● TASK INSTRUCTIONS
Copy the lines that follow, keeping every character the same.

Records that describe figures
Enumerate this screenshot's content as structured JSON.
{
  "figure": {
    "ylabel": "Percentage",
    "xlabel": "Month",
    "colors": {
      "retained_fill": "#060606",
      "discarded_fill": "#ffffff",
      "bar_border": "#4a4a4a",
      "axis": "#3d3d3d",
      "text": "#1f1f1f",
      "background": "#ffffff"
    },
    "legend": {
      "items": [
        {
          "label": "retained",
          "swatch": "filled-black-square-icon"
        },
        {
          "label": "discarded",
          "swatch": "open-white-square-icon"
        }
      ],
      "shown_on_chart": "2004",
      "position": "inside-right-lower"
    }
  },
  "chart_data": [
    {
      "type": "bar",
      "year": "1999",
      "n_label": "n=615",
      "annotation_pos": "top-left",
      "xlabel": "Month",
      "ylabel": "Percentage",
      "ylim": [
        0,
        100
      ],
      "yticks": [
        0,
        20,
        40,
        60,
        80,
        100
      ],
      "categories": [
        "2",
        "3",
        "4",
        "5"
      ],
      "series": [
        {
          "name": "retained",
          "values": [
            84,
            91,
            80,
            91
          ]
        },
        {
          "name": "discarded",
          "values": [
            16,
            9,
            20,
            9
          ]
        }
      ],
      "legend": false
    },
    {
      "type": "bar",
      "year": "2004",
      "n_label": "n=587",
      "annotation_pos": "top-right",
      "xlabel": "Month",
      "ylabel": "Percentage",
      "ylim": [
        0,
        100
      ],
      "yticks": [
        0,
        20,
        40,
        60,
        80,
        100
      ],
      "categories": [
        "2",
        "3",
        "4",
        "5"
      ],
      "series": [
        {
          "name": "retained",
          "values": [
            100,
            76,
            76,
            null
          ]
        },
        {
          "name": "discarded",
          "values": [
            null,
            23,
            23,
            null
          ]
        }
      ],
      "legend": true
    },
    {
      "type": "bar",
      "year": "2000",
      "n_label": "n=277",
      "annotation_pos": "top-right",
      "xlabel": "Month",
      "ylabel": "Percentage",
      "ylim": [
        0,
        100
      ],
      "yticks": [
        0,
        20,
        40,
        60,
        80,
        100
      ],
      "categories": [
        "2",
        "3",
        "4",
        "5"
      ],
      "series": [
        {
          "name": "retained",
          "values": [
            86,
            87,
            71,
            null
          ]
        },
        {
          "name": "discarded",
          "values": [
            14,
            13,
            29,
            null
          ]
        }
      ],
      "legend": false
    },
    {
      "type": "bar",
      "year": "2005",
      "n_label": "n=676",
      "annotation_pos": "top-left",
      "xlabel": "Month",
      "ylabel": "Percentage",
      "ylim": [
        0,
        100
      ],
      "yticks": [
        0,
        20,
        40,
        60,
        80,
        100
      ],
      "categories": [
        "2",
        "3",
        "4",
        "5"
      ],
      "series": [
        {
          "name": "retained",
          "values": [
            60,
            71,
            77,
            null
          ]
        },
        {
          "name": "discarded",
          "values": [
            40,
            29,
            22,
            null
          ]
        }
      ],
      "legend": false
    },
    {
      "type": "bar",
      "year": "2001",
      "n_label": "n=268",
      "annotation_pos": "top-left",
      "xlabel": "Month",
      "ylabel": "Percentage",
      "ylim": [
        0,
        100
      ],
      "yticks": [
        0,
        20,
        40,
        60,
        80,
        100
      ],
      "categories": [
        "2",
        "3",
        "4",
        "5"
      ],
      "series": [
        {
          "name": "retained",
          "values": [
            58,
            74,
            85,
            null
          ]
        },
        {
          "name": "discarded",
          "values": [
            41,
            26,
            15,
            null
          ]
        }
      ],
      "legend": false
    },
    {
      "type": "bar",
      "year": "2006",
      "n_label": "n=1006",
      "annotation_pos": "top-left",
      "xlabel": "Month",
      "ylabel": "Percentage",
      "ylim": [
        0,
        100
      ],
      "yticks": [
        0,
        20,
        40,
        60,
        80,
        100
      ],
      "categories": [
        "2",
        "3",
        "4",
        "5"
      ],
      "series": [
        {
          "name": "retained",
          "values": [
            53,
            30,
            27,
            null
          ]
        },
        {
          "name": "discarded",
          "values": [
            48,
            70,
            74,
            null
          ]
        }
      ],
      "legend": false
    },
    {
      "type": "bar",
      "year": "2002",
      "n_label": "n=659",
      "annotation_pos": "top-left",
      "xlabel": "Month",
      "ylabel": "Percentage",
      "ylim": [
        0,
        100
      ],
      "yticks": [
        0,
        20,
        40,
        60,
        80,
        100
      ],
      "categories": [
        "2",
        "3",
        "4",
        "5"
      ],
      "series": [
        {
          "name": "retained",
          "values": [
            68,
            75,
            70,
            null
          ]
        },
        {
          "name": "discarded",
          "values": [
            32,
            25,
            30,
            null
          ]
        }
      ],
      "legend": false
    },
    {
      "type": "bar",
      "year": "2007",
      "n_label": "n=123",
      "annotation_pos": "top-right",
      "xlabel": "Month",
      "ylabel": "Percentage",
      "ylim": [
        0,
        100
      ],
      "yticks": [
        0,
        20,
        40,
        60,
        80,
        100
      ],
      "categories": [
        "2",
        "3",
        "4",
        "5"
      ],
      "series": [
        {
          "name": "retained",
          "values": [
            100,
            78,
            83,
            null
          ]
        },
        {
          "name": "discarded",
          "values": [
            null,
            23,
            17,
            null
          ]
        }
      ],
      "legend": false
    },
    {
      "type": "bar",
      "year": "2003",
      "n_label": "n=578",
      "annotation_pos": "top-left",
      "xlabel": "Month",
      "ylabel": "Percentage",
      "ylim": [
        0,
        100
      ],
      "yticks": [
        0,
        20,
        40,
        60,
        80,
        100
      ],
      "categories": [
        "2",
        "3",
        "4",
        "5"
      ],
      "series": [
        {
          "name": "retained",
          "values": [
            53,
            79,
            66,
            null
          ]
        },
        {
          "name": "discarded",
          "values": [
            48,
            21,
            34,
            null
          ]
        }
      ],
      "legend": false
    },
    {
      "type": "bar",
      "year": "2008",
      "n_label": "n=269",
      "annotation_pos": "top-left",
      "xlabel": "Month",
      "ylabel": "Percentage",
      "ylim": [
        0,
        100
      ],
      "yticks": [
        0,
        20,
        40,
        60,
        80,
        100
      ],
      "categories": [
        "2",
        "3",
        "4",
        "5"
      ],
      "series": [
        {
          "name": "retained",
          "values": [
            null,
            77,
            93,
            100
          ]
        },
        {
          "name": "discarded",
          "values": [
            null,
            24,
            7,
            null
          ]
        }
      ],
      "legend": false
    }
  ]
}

● ANSWER FOR THE TASK
Enumerate this screenshot's content as structured JSON.
{
  "figure": {
    "ylabel": "Percentage",
    "xlabel": "Month",
    "colors": {
      "retained_fill": "#060606",
      "discarded_fill": "#ffffff",
      "bar_border": "#4a4a4a",
      "axis": "#3d3d3d",
      "text": "#1f1f1f",
      "background": "#ffffff"
    },
    "legend": {
      "items": [
        {
          "label": "retained",
          "swatch": "filled-black-square-icon"
        },
        {
          "label": "discarded",
          "swatch": "open-white-square-icon"
        }
      ],
      "shown_on_chart": "2004",
      "position": "inside-right-lower"
    }
  },
  "chart_data": [
    {
      "type": "bar",
      "year": "1999",
      "n_label": "n=615",
      "annotation_pos": "top-left",
      "xlabel": "Month",
      "ylabel": "Percentage",
      "ylim": [
        0,
        100
      ],
      "yticks": [
        0,
        20,
        40,
        60,
        80,
        100
      ],
      "categories": [
        "2",
        "3",
        "4",
        "5"
      ],
      "series": [
        {
          "name": "retained",
          "values": [
            84,
            91,
            80,
            91
          ]
        },
        {
          "name": "discarded",
          "values": [
            16,
            9,
            20,
            9
          ]
        }
      ],
      "legend": false
    },
    {
      "type": "bar",
      "year": "2004",
      "n_label": "n=587",
      "annotation_pos": "top-right",
      "xlabel": "Month",
      "ylabel": "Percentage",
      "ylim": [
        0,
        100
      ],
      "yticks": [
        0,
        20,
        40,
        60,
        80,
        100
      ],
      "categories": [
        "2",
        "3",
        "4",
        "5"
      ],
      "series": [
        {
          "name": "retained",
          "values": [
            100,
            76,
            76,
            null
          ]
        },
        {
          "name": "discarded",
          "values": [
            null,
            23,
            23,
            null
          ]
        }
      ],
      "legend": true
    },
    {
      "type": "bar",
      "year": "2000",
      "n_label": "n=277",
      "annotation_pos": "top-right",
      "xlabel": "Month",
      "ylabel": "Percentage",
      "ylim": [
        0,
        100
      ],
      "yticks": [
        0,
        20,
        40,
        60,
        80,
        100
      ],
      "categories": [
        "2",
        "3",
        "4",
        "5"
      ],
      "series": [
        {
          "name": "retained",
          "values": [
            86,
            87,
            71,
            null
          ]
        },
        {
          "name": "discarded",
          "values": [
            14,
            13,
            29,
            null
          ]
        }
      ],
      "legend": false
    },
    {
      "type": "bar",
      "year": "2005",
      "n_label": "n=676",
      "annotation_pos": "top-left",
      "xlabel": "Month",
      "ylabel": "Percentage",
      "ylim": [
        0,
        100
      ],
      "yticks": [
        0,
        20,
        40,
        60,
        80,
        100
      ],
      "categories": [
        "2",
        "3",
        "4",
        "5"
      ],
      "series": [
        {
          "name": "retained",
          "values": [
            60,
            71,
            77,
            null
          ]
        },
        {
          "name": "discarded",
          "values": [
            40,
            29,
            22,
            null
          ]
        }
      ],
      "legend": false
    },
    {
      "type": "bar",
      "year": "2001",
      "n_label": "n=268",
      "annotation_pos": "top-left",
      "xlabel": "Month",
      "ylabel": "Percentage",
      "ylim": [
        0,
        100
      ],
      "yticks": [
        0,
        20,
        40,
        60,
        80,
        100
      ],
      "categories": [
        "2",
        "3",
        "4",
        "5"
      ],
      "series": [
        {
          "name": "retained",
          "values": [
            58,
            74,
            85,
            null
          ]
        },
        {
          "name": "discarded",
          "values": [
            41,
            26,
            15,
            null
          ]
        }
      ],
      "legend": false
    },
    {
      "type": "bar",
      "year": "2006",
      "n_label": "n=1006",
      "annotation_pos": "top-left",
      "xlabel": "Month",
      "ylabel": "Percentage",
      "ylim": [
        0,
        100
      ],
      "yticks": [
        0,
        20,
        40,
        60,
        80,
        100
      ],
      "categories": [
        "2",
        "3",
        "4",
        "5"
      ],
      "series": [
        {
          "name": "retained",
          "values": [
            53,
            30,
            27,
            null
          ]
        },
        {
          "name": "discarded",
          "values": [
            48,
            70,
            74,
            null
          ]
        }
      ],
      "legend": false
    },
    {
      "type": "bar",
      "year": "2002",
      "n_label": "n=659",
      "annotation_pos": "top-left",
      "xlabel": "Month",
      "ylabel": "Percentage",
      "ylim": [
        0,
        100
      ],
      "yticks": [
        0,
        20,
        40,
        60,
        80,
        100
      ],
      "categories": [
        "2",
        "3",
        "4",
        "5"
      ],
      "series": [
        {
          "name": "retained",
          "values": [
            68,
            75,
            70,
            null
          ]
        },
        {
          "name": "discarded",
          "values": [
            32,
            25,
            30,
            null
          ]
        }
      ],
      "legend": false
    },
    {
      "type": "bar",
      "year": "2007",
      "n_label": "n=123",
      "annotation_pos": "top-right",
      "xlabel": "Month",
      "ylabel": "Percentage",
      "ylim": [
        0,
        100
      ],
      "yticks": [
        0,
        20,
        40,
        60,
        80,
        100
      ],
      "categories": [
        "2",
        "3",
        "4",
        "5"
      ],
      "series": [
        {
          "name": "retained",
          "values": [
            100,
            78,
            83,
            null
          ]
        },
        {
          "name": "discarded",
          "values": [
            null,
            23,
            17,
            null
          ]
        }
      ],
      "legend": false
    },
    {
      "type": "bar",
      "year": "2003",
      "n_label": "n=578",
      "annotation_pos": "top-left",
      "xlabel": "Month",
      "ylabel": "Percentage",
      "ylim": [
        0,
        100
      ],
      "yticks": [
        0,
        20,
        40,
        60,
        80,
        100
      ],
      "categories": [
        "2",
        "3",
        "4",
        "5"
      ],
      "series": [
        {
          "name": "retained",
          "values": [
            53,
            79,
            66,
            null
          ]
        },
        {
          "name": "discarded",
          "values": [
            48,
            21,
            34,
            null
          ]
        }
      ],
      "legend": false
    },
    {
      "type": "bar",
      "year": "2008",
      "n_label": "n=269",
      "annotation_pos": "top-left",
      "xlabel": "Month",
      "ylabel": "Percentage",
      "ylim": [
        0,
        100
      ],
      "yticks": [
        0,
        20,
        40,
        60,
        80,
        100
      ],
      "categories": [
        "2",
        "3",
        "4",
        "5"
      ],
      "series": [
        {
          "name": "retained",
          "values": [
            null,
            77,
            93,
            100
          ]
        },
        {
          "name": "discarded",
          "values": [
            null,
            24,
            7,
            null
          ]
        }
      ],
      "legend": false
    }
  ]
}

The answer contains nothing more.